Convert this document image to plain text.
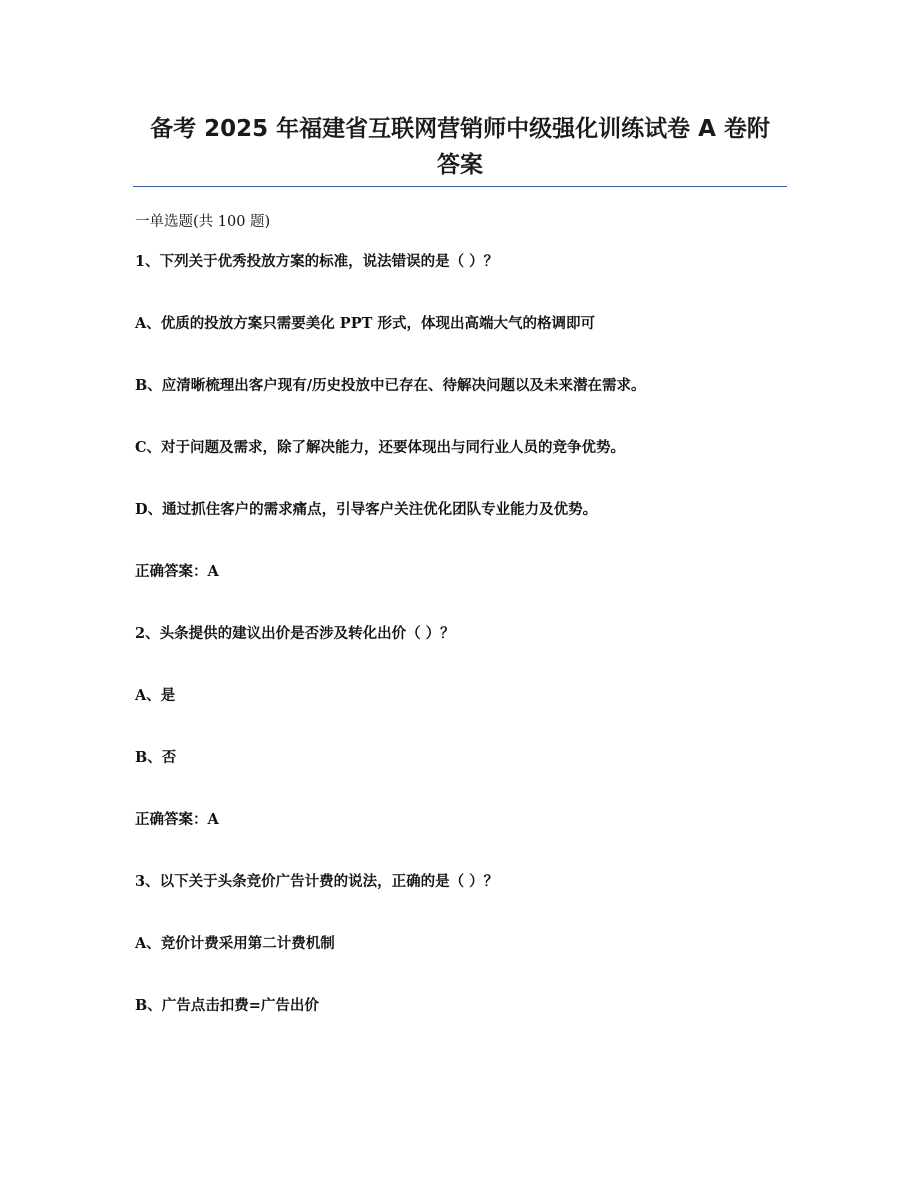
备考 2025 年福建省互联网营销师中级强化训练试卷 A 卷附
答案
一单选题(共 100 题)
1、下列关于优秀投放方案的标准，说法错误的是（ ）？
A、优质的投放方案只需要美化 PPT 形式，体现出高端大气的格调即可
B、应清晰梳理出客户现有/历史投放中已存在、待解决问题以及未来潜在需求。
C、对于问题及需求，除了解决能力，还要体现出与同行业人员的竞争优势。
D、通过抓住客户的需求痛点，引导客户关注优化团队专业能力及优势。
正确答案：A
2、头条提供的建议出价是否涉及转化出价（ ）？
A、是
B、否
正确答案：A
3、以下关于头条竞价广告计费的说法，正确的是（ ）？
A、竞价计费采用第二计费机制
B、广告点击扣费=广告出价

* * *

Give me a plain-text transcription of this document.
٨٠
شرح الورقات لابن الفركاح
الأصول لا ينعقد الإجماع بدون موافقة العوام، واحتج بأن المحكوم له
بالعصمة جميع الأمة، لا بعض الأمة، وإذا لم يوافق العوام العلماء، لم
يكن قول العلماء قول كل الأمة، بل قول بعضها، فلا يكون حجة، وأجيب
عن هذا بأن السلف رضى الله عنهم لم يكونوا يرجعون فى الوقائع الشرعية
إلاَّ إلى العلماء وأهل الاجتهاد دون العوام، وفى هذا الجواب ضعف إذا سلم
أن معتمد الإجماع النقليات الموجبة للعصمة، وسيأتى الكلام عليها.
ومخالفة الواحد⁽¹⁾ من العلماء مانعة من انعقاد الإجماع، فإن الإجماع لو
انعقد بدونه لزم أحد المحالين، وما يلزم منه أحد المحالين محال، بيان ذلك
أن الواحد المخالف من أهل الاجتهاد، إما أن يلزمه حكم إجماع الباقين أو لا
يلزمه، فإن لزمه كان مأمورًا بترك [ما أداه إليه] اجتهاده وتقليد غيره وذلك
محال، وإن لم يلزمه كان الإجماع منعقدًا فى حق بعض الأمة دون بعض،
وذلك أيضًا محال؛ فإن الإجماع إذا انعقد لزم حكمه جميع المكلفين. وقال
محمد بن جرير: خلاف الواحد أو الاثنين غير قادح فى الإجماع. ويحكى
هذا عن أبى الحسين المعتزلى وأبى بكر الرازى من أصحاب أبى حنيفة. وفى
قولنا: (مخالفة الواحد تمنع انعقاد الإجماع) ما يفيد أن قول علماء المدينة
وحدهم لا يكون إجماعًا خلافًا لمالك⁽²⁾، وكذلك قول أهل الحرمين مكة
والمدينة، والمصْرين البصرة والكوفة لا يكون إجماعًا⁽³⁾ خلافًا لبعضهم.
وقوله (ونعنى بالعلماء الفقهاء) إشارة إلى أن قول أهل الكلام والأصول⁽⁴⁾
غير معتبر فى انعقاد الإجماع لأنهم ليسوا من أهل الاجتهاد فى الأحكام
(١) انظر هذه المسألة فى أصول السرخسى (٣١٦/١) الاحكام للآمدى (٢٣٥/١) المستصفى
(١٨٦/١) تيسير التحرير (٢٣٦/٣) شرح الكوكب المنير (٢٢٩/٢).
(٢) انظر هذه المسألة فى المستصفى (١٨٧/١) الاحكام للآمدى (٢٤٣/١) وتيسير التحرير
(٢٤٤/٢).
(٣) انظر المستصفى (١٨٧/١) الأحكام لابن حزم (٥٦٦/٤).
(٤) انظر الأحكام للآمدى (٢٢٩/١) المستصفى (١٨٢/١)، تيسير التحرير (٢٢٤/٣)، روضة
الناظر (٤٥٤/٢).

Exercise prompt: Using the material above, copy every line in which the string "الأمة" occurs.

Output for this exercise:
بالعصمة جميع الأمة، لا بعض الأمة، وإذا لم يوافق العوام العلماء، لم
يكن قول العلماء قول كل الأمة، بل قول بعضها، فلا يكون حجة، وأجيب
محال، وإن لم يلزمه كان الإجماع منعقدًا فى حق بعض الأمة دون بعض،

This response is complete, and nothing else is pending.